-- Request --
Your task is to quote the material that follows, in full and exactly.

-- Raw data --
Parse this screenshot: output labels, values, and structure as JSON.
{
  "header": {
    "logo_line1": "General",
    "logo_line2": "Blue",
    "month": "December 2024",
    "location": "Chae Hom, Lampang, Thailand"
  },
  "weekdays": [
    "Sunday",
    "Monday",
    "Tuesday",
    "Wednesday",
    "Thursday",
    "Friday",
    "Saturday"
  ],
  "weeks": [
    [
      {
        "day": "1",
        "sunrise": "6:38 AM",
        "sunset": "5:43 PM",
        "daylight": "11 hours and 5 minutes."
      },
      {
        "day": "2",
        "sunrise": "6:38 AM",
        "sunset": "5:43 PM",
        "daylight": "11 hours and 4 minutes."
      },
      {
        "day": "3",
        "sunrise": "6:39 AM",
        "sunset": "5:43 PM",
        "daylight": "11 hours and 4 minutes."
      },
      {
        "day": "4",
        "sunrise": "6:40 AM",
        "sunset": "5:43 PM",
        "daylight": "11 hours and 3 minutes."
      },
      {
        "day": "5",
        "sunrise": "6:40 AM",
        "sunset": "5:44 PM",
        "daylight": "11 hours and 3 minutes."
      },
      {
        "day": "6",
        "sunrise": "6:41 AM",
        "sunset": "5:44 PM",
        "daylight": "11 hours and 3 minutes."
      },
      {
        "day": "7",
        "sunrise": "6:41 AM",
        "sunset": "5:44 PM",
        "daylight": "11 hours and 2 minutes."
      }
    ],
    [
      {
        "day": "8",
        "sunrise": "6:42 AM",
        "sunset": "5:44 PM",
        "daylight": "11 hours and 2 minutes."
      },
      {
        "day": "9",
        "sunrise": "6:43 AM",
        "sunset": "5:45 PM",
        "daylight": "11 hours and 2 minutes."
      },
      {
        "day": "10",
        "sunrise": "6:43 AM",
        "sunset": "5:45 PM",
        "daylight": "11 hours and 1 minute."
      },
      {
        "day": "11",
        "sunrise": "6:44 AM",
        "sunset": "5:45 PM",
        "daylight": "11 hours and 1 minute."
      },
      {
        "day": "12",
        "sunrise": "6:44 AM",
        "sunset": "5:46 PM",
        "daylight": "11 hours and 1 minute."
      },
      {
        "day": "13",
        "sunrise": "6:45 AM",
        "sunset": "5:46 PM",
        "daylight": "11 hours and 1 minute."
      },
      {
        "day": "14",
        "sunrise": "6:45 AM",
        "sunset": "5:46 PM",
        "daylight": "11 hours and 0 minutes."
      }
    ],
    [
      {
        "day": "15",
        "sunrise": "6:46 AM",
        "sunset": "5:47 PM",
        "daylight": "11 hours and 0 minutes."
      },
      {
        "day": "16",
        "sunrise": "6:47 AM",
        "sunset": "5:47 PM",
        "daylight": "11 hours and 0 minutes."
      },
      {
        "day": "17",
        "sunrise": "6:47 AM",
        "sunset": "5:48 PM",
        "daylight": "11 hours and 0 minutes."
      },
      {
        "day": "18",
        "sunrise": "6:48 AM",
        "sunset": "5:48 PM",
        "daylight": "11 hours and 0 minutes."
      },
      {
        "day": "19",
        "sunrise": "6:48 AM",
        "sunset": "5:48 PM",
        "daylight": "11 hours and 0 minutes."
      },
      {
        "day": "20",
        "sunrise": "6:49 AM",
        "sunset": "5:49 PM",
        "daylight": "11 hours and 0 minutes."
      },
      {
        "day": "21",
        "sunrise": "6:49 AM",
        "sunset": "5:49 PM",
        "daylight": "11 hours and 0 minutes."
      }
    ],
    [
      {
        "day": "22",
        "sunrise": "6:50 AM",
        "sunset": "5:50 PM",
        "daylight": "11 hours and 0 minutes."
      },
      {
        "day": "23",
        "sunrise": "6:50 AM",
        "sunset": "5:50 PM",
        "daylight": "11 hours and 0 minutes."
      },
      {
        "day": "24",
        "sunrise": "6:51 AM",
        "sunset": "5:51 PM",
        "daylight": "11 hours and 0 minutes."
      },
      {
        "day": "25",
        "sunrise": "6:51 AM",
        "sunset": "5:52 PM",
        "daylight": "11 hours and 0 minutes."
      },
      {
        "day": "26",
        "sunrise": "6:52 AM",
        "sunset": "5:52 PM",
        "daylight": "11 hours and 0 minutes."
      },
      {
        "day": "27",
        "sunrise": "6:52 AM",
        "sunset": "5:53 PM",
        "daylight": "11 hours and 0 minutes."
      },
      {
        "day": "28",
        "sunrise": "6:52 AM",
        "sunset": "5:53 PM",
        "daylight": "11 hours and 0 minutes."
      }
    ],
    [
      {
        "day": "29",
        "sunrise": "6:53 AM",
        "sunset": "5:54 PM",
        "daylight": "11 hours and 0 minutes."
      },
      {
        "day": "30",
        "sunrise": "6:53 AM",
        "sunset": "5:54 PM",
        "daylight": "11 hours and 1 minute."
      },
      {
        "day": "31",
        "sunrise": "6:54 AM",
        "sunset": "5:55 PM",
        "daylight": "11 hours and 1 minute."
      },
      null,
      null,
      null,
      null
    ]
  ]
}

-- Solution to this task --
Parse this screenshot: output labels, values, and structure as JSON.
{
  "header": {
    "logo_line1": "General",
    "logo_line2": "Blue",
    "month": "December 2024",
    "location": "Chae Hom, Lampang, Thailand"
  },
  "weekdays": [
    "Sunday",
    "Monday",
    "Tuesday",
    "Wednesday",
    "Thursday",
    "Friday",
    "Saturday"
  ],
  "weeks": [
    [
      {
        "day": "1",
        "sunrise": "6:38 AM",
        "sunset": "5:43 PM",
        "daylight": "11 hours and 5 minutes."
      },
      {
        "day": "2",
        "sunrise": "6:38 AM",
        "sunset": "5:43 PM",
        "daylight": "11 hours and 4 minutes."
      },
      {
        "day": "3",
        "sunrise": "6:39 AM",
        "sunset": "5:43 PM",
        "daylight": "11 hours and 4 minutes."
      },
      {
        "day": "4",
        "sunrise": "6:40 AM",
        "sunset": "5:43 PM",
        "daylight": "11 hours and 3 minutes."
      },
      {
        "day": "5",
        "sunrise": "6:40 AM",
        "sunset": "5:44 PM",
        "daylight": "11 hours and 3 minutes."
      },
      {
        "day": "6",
        "sunrise": "6:41 AM",
        "sunset": "5:44 PM",
        "daylight": "11 hours and 3 minutes."
      },
      {
        "day": "7",
        "sunrise": "6:41 AM",
        "sunset": "5:44 PM",
        "daylight": "11 hours and 2 minutes."
      }
    ],
    [
      {
        "day": "8",
        "sunrise": "6:42 AM",
        "sunset": "5:44 PM",
        "daylight": "11 hours and 2 minutes."
      },
      {
        "day": "9",
        "sunrise": "6:43 AM",
        "sunset": "5:45 PM",
        "daylight": "11 hours and 2 minutes."
      },
      {
        "day": "10",
        "sunrise": "6:43 AM",
        "sunset": "5:45 PM",
        "daylight": "11 hours and 1 minute."
      },
      {
        "day": "11",
        "sunrise": "6:44 AM",
        "sunset": "5:45 PM",
        "daylight": "11 hours and 1 minute."
      },
      {
        "day": "12",
        "sunrise": "6:44 AM",
        "sunset": "5:46 PM",
        "daylight": "11 hours and 1 minute."
      },
      {
        "day": "13",
        "sunrise": "6:45 AM",
        "sunset": "5:46 PM",
        "daylight": "11 hours and 1 minute."
      },
      {
        "day": "14",
        "sunrise": "6:45 AM",
        "sunset": "5:46 PM",
        "daylight": "11 hours and 0 minutes."
      }
    ],
    [
      {
        "day": "15",
        "sunrise": "6:46 AM",
        "sunset": "5:47 PM",
        "daylight": "11 hours and 0 minutes."
      },
      {
        "day": "16",
        "sunrise": "6:47 AM",
        "sunset": "5:47 PM",
        "daylight": "11 hours and 0 minutes."
      },
      {
        "day": "17",
        "sunrise": "6:47 AM",
        "sunset": "5:48 PM",
        "daylight": "11 hours and 0 minutes."
      },
      {
        "day": "18",
        "sunrise": "6:48 AM",
        "sunset": "5:48 PM",
        "daylight": "11 hours and 0 minutes."
      },
      {
        "day": "19",
        "sunrise": "6:48 AM",
        "sunset": "5:48 PM",
        "daylight": "11 hours and 0 minutes."
      },
      {
        "day": "20",
        "sunrise": "6:49 AM",
        "sunset": "5:49 PM",
        "daylight": "11 hours and 0 minutes."
      },
      {
        "day": "21",
        "sunrise": "6:49 AM",
        "sunset": "5:49 PM",
        "daylight": "11 hours and 0 minutes."
      }
    ],
    [
      {
        "day": "22",
        "sunrise": "6:50 AM",
        "sunset": "5:50 PM",
        "daylight": "11 hours and 0 minutes."
      },
      {
        "day": "23",
        "sunrise": "6:50 AM",
        "sunset": "5:50 PM",
        "daylight": "11 hours and 0 minutes."
      },
      {
        "day": "24",
        "sunrise": "6:51 AM",
        "sunset": "5:51 PM",
        "daylight": "11 hours and 0 minutes."
      },
      {
        "day": "25",
        "sunrise": "6:51 AM",
        "sunset": "5:52 PM",
        "daylight": "11 hours and 0 minutes."
      },
      {
        "day": "26",
        "sunrise": "6:52 AM",
        "sunset": "5:52 PM",
        "daylight": "11 hours and 0 minutes."
      },
      {
        "day": "27",
        "sunrise": "6:52 AM",
        "sunset": "5:53 PM",
        "daylight": "11 hours and 0 minutes."
      },
      {
        "day": "28",
        "sunrise": "6:52 AM",
        "sunset": "5:53 PM",
        "daylight": "11 hours and 0 minutes."
      }
    ],
    [
      {
        "day": "29",
        "sunrise": "6:53 AM",
        "sunset": "5:54 PM",
        "daylight": "11 hours and 0 minutes."
      },
      {
        "day": "30",
        "sunrise": "6:53 AM",
        "sunset": "5:54 PM",
        "daylight": "11 hours and 1 minute."
      },
      {
        "day": "31",
        "sunrise": "6:54 AM",
        "sunset": "5:55 PM",
        "daylight": "11 hours and 1 minute."
      },
      null,
      null,
      null,
      null
    ]
  ]
}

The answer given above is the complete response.